_TASK INPUTS_
◆ ◆ ◆ ◆ ◆ ◆ ◆
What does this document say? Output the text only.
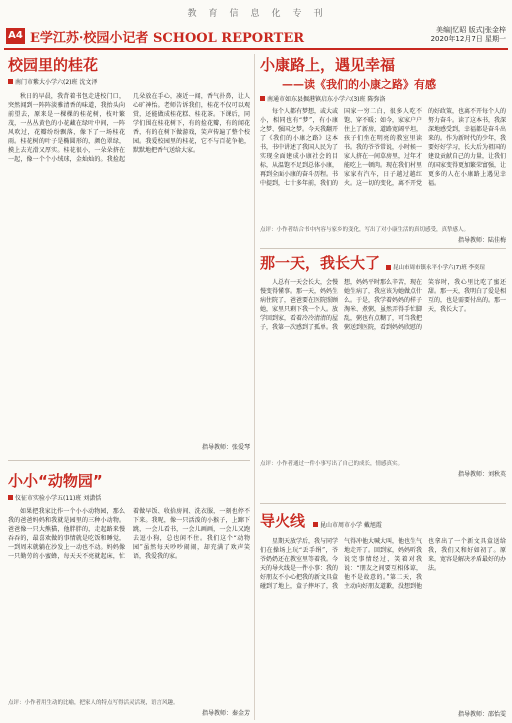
教 育 信 息 化 专 刊
A4 E学江苏·校园小记者 SCHOOL REPORTER
美编|忆昭 版式|张金梓
2020年12月7日 星期一
校园里的桂花
南门市紫大小学六(2)班 沈文泽
秋日的早晨，我背着书包走进校门口，突然闻到一阵阵淡雅清香的味道，我抬头向前望去，原来是一棵棵的桂花树，枝叶繁茂，一丛丛黄色的小花藏在绿叶中间，一阵风吹过，花瓣纷纷飘落，像下了一场桂花雨。桂花树的叶子是椭圆形的，颜色翠绿，摸上去光滑又厚实。桂花很小，一朵朵挤在一起，像一个个小绒球，金灿灿的。我捡起几朵放在手心，凑近一闻，香气扑鼻，让人心旷神怡。老师告诉我们，桂花不仅可以观赏，还能做成桂花糕、桂花茶。下课后，同学们围在桂花树下，有的捡花瓣，有的闻花香，有的在树下做游戏，笑声传遍了整个校园。我爱校园里的桂花，它不与百花争艳，默默地把香气送给大家。
指导教师：张爱琴
小小“动物园”
仪征市实验小学五(11)班 刘潇恬
如果把我家比作一个小小动物园，那么我的爸爸妈妈和我就是园里的三种小动物。爸爸像一只大熊猫，他胖胖的，走起路来慢吞吞的，最喜欢做的事情就是吃饭和睡觉，一到周末就躺在沙发上一动也不动。妈妈像一只勤劳的小蜜蜂，每天天不亮就起床，忙着做早饭、收拾房间、洗衣服，一刻也停不下来。我呢，像一只活泼的小猴子，上蹿下跳，一会儿看书，一会儿画画，一会儿又跑去逗小狗，总也闲不住。我们这个“动物园”虽然每天吵吵闹闹，却充满了欢声笑语，我爱我的家。
点评：小作者用生动的比喻，把家人的特点写得活灵活现，语言风趣。
指导教师：秦金芳
小康路上，遇见幸福
——读《我们的小康之路》有感
南通市如东县掘港镇启东小学六(3)班 陈弥洛
每个人都有梦想，或大或小，相同也有“梦”，有小康之梦、强国之梦。今天我翻开了《我们的小康之路》这本书，书中讲述了我国人民为了实现全面建成小康社会的目标，从温饱不足到总体小康，再到全面小康的奋斗历程。书中提到，七十多年前，我们的国家一穷二白，很多人吃不饱、穿不暖；如今，家家户户住上了新房，道路宽阔平坦，孩子们坐在明亮的教室里读书。我的爷爷常说，小时候一家人挤在一间草房里，过年才能吃上一顿肉。现在我们村里家家有汽车，日子越过越红火。这一切的变化，离不开党的好政策，也离不开每个人的努力奋斗。读了这本书，我深深地感受到，幸福都是奋斗出来的。作为新时代的少年，我要好好学习，长大后为祖国的建设贡献自己的力量，让我们的国家变得更加繁荣富强，让更多的人在小康路上遇见幸福。
点评：小作者结合书中内容与家乡的变化，写出了对小康生活的真切感受，真挚感人。
指导教师：陆佳梅
那一天，我长大了 昆山市周市镇永平小学六(7)班 李奕瑄
人总有一天会长大，会慢慢变得懂事。那一天，妈妈生病住院了，爸爸要在医院照顾她，家里只剩下我一个人。放学回到家，看着冷冷清清的屋子，我第一次感到了孤单。我想，妈妈平时那么辛苦，现在她生病了，我应该为她做点什么。于是，我学着妈妈的样子淘米、煮粥，虽然弄得手忙脚乱，粥也有点糊了，可当我把粥送到医院，看到妈妈欣慰的笑容时，我心里比吃了蜜还甜。那一天，我明白了爱是相互的，也是需要付出的。那一天，我长大了。
点评：小作者通过一件小事写出了自己的成长，情感真实。
指导教师：刘秋英
导火线	昆山市周市小学 戴旭霞
星期天放学后，我与同学们在操场上玩“丢手绢”，爷爷奶奶还在教室里等着我。今天的导火线是一件小事：我的好朋友不小心把我的新文具盒碰到了地上，盒子摔坏了，我气得冲他大喊大叫，他也生气地走开了。回到家，妈妈听我说完事情经过，笑着对我说：“朋友之间要互相体谅，他不是故意的。”第二天，我主动向好朋友道歉，没想到他也拿出了一个新文具盒送给我，我们又和好如初了。原来，宽容是解决矛盾最好的办法。
指导教师：邵怡雯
◆ ◆ ◆ ◆ ◆ ◆ ◆
Repeat each entry exactly as given; no pictures belong in the copy.

_RESULT OF THE EXERCISE_
What does this document say? Output the text only.
教 育 信 息 化 专 刊
A4 E学江苏·校园小记者 SCHOOL REPORTER
美编|忆昭 版式|张金梓
2020年12月7日 星期一
校园里的桂花
南门市紫大小学六(2)班 沈文泽
秋日的早晨，我背着书包走进校门口，突然闻到一阵阵淡雅清香的味道，我抬头向前望去，原来是一棵棵的桂花树，枝叶繁茂，一丛丛黄色的小花藏在绿叶中间，一阵风吹过，花瓣纷纷飘落，像下了一场桂花雨。桂花树的叶子是椭圆形的，颜色翠绿，摸上去光滑又厚实。桂花很小，一朵朵挤在一起，像一个个小绒球，金灿灿的。我捡起几朵放在手心，凑近一闻，香气扑鼻，让人心旷神怡。老师告诉我们，桂花不仅可以观赏，还能做成桂花糕、桂花茶。下课后，同学们围在桂花树下，有的捡花瓣，有的闻花香，有的在树下做游戏，笑声传遍了整个校园。我爱校园里的桂花，它不与百花争艳，默默地把香气送给大家。
指导教师：张爱琴
小小“动物园”
仪征市实验小学五(11)班 刘潇恬
如果把我家比作一个小小动物园，那么我的爸爸妈妈和我就是园里的三种小动物。爸爸像一只大熊猫，他胖胖的，走起路来慢吞吞的，最喜欢做的事情就是吃饭和睡觉，一到周末就躺在沙发上一动也不动。妈妈像一只勤劳的小蜜蜂，每天天不亮就起床，忙着做早饭、收拾房间、洗衣服，一刻也停不下来。我呢，像一只活泼的小猴子，上蹿下跳，一会儿看书，一会儿画画，一会儿又跑去逗小狗，总也闲不住。我们这个“动物园”虽然每天吵吵闹闹，却充满了欢声笑语，我爱我的家。
点评：小作者用生动的比喻，把家人的特点写得活灵活现，语言风趣。
指导教师：秦金芳
小康路上，遇见幸福
——读《我们的小康之路》有感
南通市如东县掘港镇启东小学六(3)班 陈弥洛
每个人都有梦想，或大或小，相同也有“梦”，有小康之梦、强国之梦。今天我翻开了《我们的小康之路》这本书，书中讲述了我国人民为了实现全面建成小康社会的目标，从温饱不足到总体小康，再到全面小康的奋斗历程。书中提到，七十多年前，我们的国家一穷二白，很多人吃不饱、穿不暖；如今，家家户户住上了新房，道路宽阔平坦，孩子们坐在明亮的教室里读书。我的爷爷常说，小时候一家人挤在一间草房里，过年才能吃上一顿肉。现在我们村里家家有汽车，日子越过越红火。这一切的变化，离不开党的好政策，也离不开每个人的努力奋斗。读了这本书，我深深地感受到，幸福都是奋斗出来的。作为新时代的少年，我要好好学习，长大后为祖国的建设贡献自己的力量，让我们的国家变得更加繁荣富强，让更多的人在小康路上遇见幸福。
点评：小作者结合书中内容与家乡的变化，写出了对小康生活的真切感受，真挚感人。
指导教师：陆佳梅
那一天，我长大了 昆山市周市镇永平小学六(7)班 李奕瑄
人总有一天会长大，会慢慢变得懂事。那一天，妈妈生病住院了，爸爸要在医院照顾她，家里只剩下我一个人。放学回到家，看着冷冷清清的屋子，我第一次感到了孤单。我想，妈妈平时那么辛苦，现在她生病了，我应该为她做点什么。于是，我学着妈妈的样子淘米、煮粥，虽然弄得手忙脚乱，粥也有点糊了，可当我把粥送到医院，看到妈妈欣慰的笑容时，我心里比吃了蜜还甜。那一天，我明白了爱是相互的，也是需要付出的。那一天，我长大了。
点评：小作者通过一件小事写出了自己的成长，情感真实。
指导教师：刘秋英
导火线	昆山市周市小学 戴旭霞
星期天放学后，我与同学们在操场上玩“丢手绢”，爷爷奶奶还在教室里等着我。今天的导火线是一件小事：我的好朋友不小心把我的新文具盒碰到了地上，盒子摔坏了，我气得冲他大喊大叫，他也生气地走开了。回到家，妈妈听我说完事情经过，笑着对我说：“朋友之间要互相体谅，他不是故意的。”第二天，我主动向好朋友道歉，没想到他也拿出了一个新文具盒送给我，我们又和好如初了。原来，宽容是解决矛盾最好的办法。
指导教师：邵怡雯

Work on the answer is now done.